● WRITTEN EXERCISE: Where a line of the listing below includes the word "Entities", reproduce that line.

● MATERIAL PROVIDED:
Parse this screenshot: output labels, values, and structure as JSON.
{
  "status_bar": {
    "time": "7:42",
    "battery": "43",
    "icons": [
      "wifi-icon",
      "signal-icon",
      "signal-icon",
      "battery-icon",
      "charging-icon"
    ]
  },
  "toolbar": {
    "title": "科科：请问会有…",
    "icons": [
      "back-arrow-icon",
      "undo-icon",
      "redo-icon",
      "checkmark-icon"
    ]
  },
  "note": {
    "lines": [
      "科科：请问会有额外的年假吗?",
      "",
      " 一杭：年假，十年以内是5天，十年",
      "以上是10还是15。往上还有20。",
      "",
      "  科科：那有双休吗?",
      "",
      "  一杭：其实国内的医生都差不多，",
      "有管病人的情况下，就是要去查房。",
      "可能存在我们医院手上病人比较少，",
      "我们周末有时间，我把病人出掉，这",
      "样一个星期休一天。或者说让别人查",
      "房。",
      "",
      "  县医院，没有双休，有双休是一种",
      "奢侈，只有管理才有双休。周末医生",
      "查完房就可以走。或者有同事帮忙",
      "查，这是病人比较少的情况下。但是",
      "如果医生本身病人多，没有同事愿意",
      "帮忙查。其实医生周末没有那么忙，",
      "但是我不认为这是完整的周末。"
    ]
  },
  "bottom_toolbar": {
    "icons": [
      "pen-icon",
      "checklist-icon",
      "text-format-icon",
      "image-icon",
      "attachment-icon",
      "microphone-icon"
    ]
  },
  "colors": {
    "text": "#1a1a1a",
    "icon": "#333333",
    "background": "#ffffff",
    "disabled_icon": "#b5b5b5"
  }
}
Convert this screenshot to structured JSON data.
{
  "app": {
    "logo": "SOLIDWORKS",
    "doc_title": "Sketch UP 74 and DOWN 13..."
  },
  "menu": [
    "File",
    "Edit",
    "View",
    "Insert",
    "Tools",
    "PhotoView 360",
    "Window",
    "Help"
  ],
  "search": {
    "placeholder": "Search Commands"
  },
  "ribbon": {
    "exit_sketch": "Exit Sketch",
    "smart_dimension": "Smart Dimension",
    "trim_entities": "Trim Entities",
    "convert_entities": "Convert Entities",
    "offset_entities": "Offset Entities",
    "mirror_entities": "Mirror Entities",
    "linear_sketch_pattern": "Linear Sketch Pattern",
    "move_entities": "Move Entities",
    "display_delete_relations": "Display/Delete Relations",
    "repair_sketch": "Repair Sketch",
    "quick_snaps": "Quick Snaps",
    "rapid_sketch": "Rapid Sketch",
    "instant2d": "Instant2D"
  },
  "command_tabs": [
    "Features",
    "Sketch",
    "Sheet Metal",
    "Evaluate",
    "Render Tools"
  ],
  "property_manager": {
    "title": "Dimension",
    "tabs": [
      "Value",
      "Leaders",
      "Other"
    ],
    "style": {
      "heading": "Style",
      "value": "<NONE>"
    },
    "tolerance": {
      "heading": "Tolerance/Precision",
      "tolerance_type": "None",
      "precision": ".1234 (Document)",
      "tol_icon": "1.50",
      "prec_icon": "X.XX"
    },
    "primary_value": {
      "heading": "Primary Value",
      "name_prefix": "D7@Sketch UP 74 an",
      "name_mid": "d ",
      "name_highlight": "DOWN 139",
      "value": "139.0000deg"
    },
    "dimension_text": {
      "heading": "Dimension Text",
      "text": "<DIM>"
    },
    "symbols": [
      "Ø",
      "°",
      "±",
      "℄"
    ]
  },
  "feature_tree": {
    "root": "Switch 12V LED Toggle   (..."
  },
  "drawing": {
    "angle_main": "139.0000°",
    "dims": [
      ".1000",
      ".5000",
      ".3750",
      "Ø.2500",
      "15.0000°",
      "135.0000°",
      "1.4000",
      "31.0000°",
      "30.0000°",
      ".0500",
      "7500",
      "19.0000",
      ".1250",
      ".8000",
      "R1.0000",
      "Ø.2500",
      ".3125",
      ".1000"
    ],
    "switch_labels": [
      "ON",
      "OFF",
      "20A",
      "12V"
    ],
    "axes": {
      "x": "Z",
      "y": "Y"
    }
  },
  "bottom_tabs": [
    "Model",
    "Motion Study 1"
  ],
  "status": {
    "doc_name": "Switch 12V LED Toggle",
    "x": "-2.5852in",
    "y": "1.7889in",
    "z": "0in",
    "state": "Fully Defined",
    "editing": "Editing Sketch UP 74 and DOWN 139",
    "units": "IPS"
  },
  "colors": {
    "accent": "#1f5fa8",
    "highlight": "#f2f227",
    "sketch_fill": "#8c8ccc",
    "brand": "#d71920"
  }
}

● THE RESPONSE:
    "trim_entities": "Trim Entities",
    "convert_entities": "Convert Entities",
    "offset_entities": "Offset Entities",
    "mirror_entities": "Mirror Entities",
    "move_entities": "Move Entities",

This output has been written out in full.